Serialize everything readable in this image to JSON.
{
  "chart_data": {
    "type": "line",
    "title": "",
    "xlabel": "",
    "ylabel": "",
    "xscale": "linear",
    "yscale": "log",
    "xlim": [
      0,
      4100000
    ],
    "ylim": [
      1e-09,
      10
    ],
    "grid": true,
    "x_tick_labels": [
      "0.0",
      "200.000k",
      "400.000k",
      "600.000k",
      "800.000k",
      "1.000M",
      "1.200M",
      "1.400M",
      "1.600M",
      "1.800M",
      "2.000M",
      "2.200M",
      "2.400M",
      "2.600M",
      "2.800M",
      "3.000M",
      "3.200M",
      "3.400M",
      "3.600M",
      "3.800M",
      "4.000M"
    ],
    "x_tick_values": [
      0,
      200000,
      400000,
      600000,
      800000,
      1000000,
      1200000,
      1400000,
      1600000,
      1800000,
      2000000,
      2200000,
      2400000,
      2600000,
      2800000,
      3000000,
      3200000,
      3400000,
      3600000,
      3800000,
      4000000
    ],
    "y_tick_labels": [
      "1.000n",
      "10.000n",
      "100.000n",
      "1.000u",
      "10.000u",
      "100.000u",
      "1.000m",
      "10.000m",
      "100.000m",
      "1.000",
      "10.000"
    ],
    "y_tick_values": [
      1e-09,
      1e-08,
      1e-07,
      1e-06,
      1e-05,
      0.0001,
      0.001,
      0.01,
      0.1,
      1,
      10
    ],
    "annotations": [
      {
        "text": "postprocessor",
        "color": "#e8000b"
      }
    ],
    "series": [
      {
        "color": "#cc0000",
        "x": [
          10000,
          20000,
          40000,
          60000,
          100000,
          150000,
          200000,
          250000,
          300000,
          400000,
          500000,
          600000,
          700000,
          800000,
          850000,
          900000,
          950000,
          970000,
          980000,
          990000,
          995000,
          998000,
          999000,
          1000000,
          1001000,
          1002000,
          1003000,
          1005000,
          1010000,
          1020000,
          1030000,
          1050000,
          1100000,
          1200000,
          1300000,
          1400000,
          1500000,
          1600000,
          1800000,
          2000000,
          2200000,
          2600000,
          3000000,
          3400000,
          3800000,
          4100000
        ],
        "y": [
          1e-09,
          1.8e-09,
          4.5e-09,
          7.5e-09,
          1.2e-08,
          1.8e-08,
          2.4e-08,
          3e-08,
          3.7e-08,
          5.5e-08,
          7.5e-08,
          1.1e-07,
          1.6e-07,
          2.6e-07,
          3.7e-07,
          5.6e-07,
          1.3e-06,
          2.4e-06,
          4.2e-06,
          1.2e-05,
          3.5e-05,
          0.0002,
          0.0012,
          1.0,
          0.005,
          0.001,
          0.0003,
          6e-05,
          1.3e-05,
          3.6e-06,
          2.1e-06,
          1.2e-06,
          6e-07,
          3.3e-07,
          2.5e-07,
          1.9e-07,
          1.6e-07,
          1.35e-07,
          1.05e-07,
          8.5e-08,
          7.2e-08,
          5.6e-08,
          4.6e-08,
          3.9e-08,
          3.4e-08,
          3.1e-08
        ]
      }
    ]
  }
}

SHORT TASK: Give back the whole listing, word for word.

THE OUTPUT:
Serialize everything readable in this image to JSON.
{
  "chart_data": {
    "type": "line",
    "title": "",
    "xlabel": "",
    "ylabel": "",
    "xscale": "linear",
    "yscale": "log",
    "xlim": [
      0,
      4100000
    ],
    "ylim": [
      1e-09,
      10
    ],
    "grid": true,
    "x_tick_labels": [
      "0.0",
      "200.000k",
      "400.000k",
      "600.000k",
      "800.000k",
      "1.000M",
      "1.200M",
      "1.400M",
      "1.600M",
      "1.800M",
      "2.000M",
      "2.200M",
      "2.400M",
      "2.600M",
      "2.800M",
      "3.000M",
      "3.200M",
      "3.400M",
      "3.600M",
      "3.800M",
      "4.000M"
    ],
    "x_tick_values": [
      0,
      200000,
      400000,
      600000,
      800000,
      1000000,
      1200000,
      1400000,
      1600000,
      1800000,
      2000000,
      2200000,
      2400000,
      2600000,
      2800000,
      3000000,
      3200000,
      3400000,
      3600000,
      3800000,
      4000000
    ],
    "y_tick_labels": [
      "1.000n",
      "10.000n",
      "100.000n",
      "1.000u",
      "10.000u",
      "100.000u",
      "1.000m",
      "10.000m",
      "100.000m",
      "1.000",
      "10.000"
    ],
    "y_tick_values": [
      1e-09,
      1e-08,
      1e-07,
      1e-06,
      1e-05,
      0.0001,
      0.001,
      0.01,
      0.1,
      1,
      10
    ],
    "annotations": [
      {
        "text": "postprocessor",
        "color": "#e8000b"
      }
    ],
    "series": [
      {
        "color": "#cc0000",
        "x": [
          10000,
          20000,
          40000,
          60000,
          100000,
          150000,
          200000,
          250000,
          300000,
          400000,
          500000,
          600000,
          700000,
          800000,
          850000,
          900000,
          950000,
          970000,
          980000,
          990000,
          995000,
          998000,
          999000,
          1000000,
          1001000,
          1002000,
          1003000,
          1005000,
          1010000,
          1020000,
          1030000,
          1050000,
          1100000,
          1200000,
          1300000,
          1400000,
          1500000,
          1600000,
          1800000,
          2000000,
          2200000,
          2600000,
          3000000,
          3400000,
          3800000,
          4100000
        ],
        "y": [
          1e-09,
          1.8e-09,
          4.5e-09,
          7.5e-09,
          1.2e-08,
          1.8e-08,
          2.4e-08,
          3e-08,
          3.7e-08,
          5.5e-08,
          7.5e-08,
          1.1e-07,
          1.6e-07,
          2.6e-07,
          3.7e-07,
          5.6e-07,
          1.3e-06,
          2.4e-06,
          4.2e-06,
          1.2e-05,
          3.5e-05,
          0.0002,
          0.0012,
          1.0,
          0.005,
          0.001,
          0.0003,
          6e-05,
          1.3e-05,
          3.6e-06,
          2.1e-06,
          1.2e-06,
          6e-07,
          3.3e-07,
          2.5e-07,
          1.9e-07,
          1.6e-07,
          1.35e-07,
          1.05e-07,
          8.5e-08,
          7.2e-08,
          5.6e-08,
          4.6e-08,
          3.9e-08,
          3.4e-08,
          3.1e-08
        ]
      }
    ]
  }
}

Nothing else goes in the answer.